WHAT THIS TASK INVOLVES:
Working from the line that contains "Convert this screenshot" down to the last line below, repeat each line exactly.
──────── DATASET CONTENT
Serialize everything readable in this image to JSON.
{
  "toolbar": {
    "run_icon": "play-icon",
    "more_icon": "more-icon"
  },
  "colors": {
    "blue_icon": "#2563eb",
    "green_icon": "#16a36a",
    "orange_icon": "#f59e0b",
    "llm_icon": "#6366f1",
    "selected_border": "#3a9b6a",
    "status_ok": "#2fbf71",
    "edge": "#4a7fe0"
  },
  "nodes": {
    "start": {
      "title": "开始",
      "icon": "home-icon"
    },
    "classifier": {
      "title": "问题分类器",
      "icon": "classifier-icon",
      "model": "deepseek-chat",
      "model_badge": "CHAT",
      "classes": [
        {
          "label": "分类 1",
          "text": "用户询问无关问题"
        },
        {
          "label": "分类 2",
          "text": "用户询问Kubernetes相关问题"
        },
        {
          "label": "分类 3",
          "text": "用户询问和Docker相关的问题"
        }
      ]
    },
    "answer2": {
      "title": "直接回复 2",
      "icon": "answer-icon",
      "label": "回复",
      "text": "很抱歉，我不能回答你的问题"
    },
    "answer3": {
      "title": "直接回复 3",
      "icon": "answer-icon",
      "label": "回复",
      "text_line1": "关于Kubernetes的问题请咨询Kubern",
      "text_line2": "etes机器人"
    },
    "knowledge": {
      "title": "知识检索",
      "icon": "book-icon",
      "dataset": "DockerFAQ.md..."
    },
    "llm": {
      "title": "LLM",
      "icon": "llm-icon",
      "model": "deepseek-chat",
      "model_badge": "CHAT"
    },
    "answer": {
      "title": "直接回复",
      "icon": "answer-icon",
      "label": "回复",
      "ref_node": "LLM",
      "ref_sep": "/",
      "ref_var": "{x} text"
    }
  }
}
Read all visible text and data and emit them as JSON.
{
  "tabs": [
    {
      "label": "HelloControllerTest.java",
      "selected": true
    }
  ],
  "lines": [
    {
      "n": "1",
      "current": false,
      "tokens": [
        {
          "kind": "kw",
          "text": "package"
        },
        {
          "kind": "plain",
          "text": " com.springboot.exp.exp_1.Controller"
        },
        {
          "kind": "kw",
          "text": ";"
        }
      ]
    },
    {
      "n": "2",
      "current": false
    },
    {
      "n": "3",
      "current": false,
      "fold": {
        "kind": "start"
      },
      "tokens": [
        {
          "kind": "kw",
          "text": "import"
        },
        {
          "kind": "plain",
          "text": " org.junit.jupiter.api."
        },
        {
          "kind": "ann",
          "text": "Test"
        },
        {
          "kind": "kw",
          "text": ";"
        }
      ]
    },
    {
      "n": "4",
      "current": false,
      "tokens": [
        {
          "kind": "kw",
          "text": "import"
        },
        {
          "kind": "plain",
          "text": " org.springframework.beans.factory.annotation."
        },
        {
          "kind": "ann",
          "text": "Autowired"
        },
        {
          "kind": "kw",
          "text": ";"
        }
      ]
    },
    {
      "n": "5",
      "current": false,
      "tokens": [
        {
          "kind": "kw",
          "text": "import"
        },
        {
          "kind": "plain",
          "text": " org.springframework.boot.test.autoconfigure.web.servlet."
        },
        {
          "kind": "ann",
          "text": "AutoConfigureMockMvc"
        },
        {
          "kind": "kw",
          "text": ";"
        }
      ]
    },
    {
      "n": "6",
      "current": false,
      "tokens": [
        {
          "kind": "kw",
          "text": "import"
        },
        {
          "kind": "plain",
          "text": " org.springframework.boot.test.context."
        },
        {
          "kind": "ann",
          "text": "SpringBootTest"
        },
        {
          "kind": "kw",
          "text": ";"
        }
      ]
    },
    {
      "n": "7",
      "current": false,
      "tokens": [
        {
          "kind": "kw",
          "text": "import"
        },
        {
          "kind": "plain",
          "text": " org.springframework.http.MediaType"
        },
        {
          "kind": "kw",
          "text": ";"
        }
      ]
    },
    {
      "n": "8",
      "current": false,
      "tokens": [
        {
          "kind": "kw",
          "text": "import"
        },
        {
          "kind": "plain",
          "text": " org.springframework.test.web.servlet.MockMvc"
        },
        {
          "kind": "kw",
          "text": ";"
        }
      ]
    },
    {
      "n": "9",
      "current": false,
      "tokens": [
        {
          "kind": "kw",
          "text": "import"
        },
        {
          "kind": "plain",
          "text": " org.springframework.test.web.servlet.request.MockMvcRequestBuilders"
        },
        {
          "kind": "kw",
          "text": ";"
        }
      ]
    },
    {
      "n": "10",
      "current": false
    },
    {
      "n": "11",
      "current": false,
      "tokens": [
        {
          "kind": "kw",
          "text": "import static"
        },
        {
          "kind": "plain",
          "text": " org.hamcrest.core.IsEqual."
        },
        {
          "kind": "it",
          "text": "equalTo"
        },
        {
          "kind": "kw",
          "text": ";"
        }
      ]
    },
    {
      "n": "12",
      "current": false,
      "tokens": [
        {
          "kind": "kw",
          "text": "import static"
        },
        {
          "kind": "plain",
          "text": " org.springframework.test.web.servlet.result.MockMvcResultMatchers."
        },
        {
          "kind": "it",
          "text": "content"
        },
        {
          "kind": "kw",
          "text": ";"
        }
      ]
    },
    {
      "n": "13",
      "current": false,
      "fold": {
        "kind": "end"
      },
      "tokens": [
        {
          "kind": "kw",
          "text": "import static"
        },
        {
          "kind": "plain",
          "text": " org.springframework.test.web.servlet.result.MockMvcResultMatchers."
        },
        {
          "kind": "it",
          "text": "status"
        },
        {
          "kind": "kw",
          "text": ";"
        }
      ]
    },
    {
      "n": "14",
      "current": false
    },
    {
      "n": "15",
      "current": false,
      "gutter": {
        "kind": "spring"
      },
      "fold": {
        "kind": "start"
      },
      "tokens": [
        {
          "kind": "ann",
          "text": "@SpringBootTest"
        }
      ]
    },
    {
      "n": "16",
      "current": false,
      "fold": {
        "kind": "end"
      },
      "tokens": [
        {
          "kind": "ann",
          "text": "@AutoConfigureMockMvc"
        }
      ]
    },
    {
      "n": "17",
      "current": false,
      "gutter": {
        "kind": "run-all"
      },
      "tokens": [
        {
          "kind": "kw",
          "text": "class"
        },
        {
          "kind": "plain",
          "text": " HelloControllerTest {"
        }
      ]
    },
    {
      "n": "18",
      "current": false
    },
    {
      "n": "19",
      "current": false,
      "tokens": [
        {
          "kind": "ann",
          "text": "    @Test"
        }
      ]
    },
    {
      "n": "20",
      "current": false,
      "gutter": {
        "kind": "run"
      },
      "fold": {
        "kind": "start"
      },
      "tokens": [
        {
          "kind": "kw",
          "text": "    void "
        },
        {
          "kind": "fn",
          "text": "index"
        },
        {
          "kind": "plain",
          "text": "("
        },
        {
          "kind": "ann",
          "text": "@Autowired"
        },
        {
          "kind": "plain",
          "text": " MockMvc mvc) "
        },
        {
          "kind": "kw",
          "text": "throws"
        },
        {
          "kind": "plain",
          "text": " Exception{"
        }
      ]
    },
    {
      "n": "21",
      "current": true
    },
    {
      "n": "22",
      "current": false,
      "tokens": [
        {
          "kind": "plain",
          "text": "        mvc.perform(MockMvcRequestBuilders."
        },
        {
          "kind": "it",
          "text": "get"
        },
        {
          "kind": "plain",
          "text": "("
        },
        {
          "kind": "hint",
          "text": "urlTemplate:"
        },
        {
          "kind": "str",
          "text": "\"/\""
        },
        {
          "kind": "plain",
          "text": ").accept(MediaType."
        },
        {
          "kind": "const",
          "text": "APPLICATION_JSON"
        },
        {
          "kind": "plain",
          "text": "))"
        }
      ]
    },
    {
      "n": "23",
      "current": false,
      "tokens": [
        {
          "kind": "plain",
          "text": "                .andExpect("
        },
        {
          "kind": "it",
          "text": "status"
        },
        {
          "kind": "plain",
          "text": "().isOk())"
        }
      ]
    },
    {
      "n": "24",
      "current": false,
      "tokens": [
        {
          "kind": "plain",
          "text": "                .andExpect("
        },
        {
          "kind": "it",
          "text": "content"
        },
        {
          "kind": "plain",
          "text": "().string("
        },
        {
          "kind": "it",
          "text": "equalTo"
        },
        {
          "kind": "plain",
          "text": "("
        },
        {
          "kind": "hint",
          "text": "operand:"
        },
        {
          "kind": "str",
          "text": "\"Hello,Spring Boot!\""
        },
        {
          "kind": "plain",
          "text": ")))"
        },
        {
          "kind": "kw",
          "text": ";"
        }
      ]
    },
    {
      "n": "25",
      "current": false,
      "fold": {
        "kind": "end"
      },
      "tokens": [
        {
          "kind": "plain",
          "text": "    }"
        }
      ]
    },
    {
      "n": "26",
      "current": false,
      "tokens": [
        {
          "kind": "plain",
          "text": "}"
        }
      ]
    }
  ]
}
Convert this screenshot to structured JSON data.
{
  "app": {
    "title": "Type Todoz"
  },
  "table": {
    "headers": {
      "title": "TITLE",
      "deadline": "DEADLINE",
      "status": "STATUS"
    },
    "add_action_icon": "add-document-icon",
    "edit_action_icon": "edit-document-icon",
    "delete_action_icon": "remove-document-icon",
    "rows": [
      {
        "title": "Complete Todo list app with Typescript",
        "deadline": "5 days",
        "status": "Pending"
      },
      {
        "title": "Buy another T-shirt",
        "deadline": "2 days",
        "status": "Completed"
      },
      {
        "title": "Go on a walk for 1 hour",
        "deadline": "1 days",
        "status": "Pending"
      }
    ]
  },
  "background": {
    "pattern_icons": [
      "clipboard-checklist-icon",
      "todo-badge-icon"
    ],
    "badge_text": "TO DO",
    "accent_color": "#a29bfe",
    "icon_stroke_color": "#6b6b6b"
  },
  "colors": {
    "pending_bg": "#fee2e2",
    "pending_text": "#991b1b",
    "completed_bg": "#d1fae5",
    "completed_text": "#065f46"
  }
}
────────────────
WRITTEN RESPONSE:
Convert this screenshot to structured JSON data.
{
  "app": {
    "title": "Type Todoz"
  },
  "table": {
    "headers": {
      "title": "TITLE",
      "deadline": "DEADLINE",
      "status": "STATUS"
    },
    "add_action_icon": "add-document-icon",
    "edit_action_icon": "edit-document-icon",
    "delete_action_icon": "remove-document-icon",
    "rows": [
      {
        "title": "Complete Todo list app with Typescript",
        "deadline": "5 days",
        "status": "Pending"
      },
      {
        "title": "Buy another T-shirt",
        "deadline": "2 days",
        "status": "Completed"
      },
      {
        "title": "Go on a walk for 1 hour",
        "deadline": "1 days",
        "status": "Pending"
      }
    ]
  },
  "background": {
    "pattern_icons": [
      "clipboard-checklist-icon",
      "todo-badge-icon"
    ],
    "badge_text": "TO DO",
    "accent_color": "#a29bfe",
    "icon_stroke_color": "#6b6b6b"
  },
  "colors": {
    "pending_bg": "#fee2e2",
    "pending_text": "#991b1b",
    "completed_bg": "#d1fae5",
    "completed_text": "#065f46"
  }
}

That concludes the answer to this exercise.